Can you reproduce all the rows below, character for character, without changing anything?

## BEGIN Data shown

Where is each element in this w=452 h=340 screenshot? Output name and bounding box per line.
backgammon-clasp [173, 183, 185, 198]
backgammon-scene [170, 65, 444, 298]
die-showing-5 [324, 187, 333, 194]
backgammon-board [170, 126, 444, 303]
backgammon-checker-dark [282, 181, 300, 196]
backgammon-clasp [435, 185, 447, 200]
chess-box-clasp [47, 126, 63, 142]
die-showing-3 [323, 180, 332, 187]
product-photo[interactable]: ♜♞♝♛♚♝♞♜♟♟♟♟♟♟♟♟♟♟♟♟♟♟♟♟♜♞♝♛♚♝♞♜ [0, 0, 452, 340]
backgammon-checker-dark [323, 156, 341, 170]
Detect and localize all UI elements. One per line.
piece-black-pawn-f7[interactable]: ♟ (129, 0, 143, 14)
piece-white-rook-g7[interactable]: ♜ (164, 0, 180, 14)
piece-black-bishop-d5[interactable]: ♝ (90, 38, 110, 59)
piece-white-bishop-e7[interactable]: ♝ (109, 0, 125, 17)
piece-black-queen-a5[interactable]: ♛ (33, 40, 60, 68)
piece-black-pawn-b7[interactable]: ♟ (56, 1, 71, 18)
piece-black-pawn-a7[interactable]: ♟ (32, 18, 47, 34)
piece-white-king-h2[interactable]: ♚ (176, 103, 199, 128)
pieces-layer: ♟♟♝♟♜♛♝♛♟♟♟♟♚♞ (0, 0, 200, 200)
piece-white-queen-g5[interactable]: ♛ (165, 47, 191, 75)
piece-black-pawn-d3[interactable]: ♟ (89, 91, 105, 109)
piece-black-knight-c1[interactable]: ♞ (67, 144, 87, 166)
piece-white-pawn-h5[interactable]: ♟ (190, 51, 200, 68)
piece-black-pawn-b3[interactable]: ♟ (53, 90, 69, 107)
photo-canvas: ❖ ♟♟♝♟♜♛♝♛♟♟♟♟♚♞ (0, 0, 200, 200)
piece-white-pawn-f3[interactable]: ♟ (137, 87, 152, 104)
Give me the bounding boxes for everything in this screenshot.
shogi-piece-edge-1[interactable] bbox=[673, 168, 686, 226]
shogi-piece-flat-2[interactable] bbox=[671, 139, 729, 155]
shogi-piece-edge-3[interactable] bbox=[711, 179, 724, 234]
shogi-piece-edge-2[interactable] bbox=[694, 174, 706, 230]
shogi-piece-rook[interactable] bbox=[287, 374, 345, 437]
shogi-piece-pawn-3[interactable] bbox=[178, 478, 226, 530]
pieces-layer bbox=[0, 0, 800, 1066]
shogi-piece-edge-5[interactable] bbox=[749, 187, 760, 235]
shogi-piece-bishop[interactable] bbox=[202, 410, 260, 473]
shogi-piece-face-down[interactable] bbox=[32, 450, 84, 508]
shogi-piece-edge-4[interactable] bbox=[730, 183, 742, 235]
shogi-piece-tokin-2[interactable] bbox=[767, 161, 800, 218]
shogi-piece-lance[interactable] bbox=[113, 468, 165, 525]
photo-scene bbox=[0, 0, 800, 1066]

## END Data shown

**Exercise answer:**
Where is each element in this w=452 h=340 screenshot? Output name and bounding box per line.
backgammon-clasp [173, 183, 185, 198]
backgammon-scene [170, 65, 444, 298]
die-showing-5 [324, 187, 333, 194]
backgammon-board [170, 126, 444, 303]
backgammon-checker-dark [282, 181, 300, 196]
backgammon-clasp [435, 185, 447, 200]
chess-box-clasp [47, 126, 63, 142]
die-showing-3 [323, 180, 332, 187]
product-photo[interactable]: ♜♞♝♛♚♝♞♜♟♟♟♟♟♟♟♟♟♟♟♟♟♟♟♟♜♞♝♛♚♝♞♜ [0, 0, 452, 340]
backgammon-checker-dark [323, 156, 341, 170]
Detect and localize all UI elements. One per line.
piece-black-pawn-f7[interactable]: ♟ (129, 0, 143, 14)
piece-white-rook-g7[interactable]: ♜ (164, 0, 180, 14)
piece-black-bishop-d5[interactable]: ♝ (90, 38, 110, 59)
piece-white-bishop-e7[interactable]: ♝ (109, 0, 125, 17)
piece-black-queen-a5[interactable]: ♛ (33, 40, 60, 68)
piece-black-pawn-b7[interactable]: ♟ (56, 1, 71, 18)
piece-black-pawn-a7[interactable]: ♟ (32, 18, 47, 34)
piece-white-king-h2[interactable]: ♚ (176, 103, 199, 128)
pieces-layer: ♟♟♝♟♜♛♝♛♟♟♟♟♚♞ (0, 0, 200, 200)
piece-white-queen-g5[interactable]: ♛ (165, 47, 191, 75)
piece-black-pawn-d3[interactable]: ♟ (89, 91, 105, 109)
piece-black-knight-c1[interactable]: ♞ (67, 144, 87, 166)
piece-white-pawn-h5[interactable]: ♟ (190, 51, 200, 68)
piece-black-pawn-b3[interactable]: ♟ (53, 90, 69, 107)
photo-canvas: ❖ ♟♟♝♟♜♛♝♛♟♟♟♟♚♞ (0, 0, 200, 200)
piece-white-pawn-f3[interactable]: ♟ (137, 87, 152, 104)
Give me the bounding boxes for everything in this screenshot.
shogi-piece-edge-1[interactable] bbox=[673, 168, 686, 226]
shogi-piece-flat-2[interactable] bbox=[671, 139, 729, 155]
shogi-piece-edge-3[interactable] bbox=[711, 179, 724, 234]
shogi-piece-edge-2[interactable] bbox=[694, 174, 706, 230]
shogi-piece-rook[interactable] bbox=[287, 374, 345, 437]
shogi-piece-pawn-3[interactable] bbox=[178, 478, 226, 530]
pieces-layer bbox=[0, 0, 800, 1066]
shogi-piece-edge-5[interactable] bbox=[749, 187, 760, 235]
shogi-piece-bishop[interactable] bbox=[202, 410, 260, 473]
shogi-piece-face-down[interactable] bbox=[32, 450, 84, 508]
shogi-piece-edge-4[interactable] bbox=[730, 183, 742, 235]
shogi-piece-tokin-2[interactable] bbox=[767, 161, 800, 218]
shogi-piece-lance[interactable] bbox=[113, 468, 165, 525]
photo-scene bbox=[0, 0, 800, 1066]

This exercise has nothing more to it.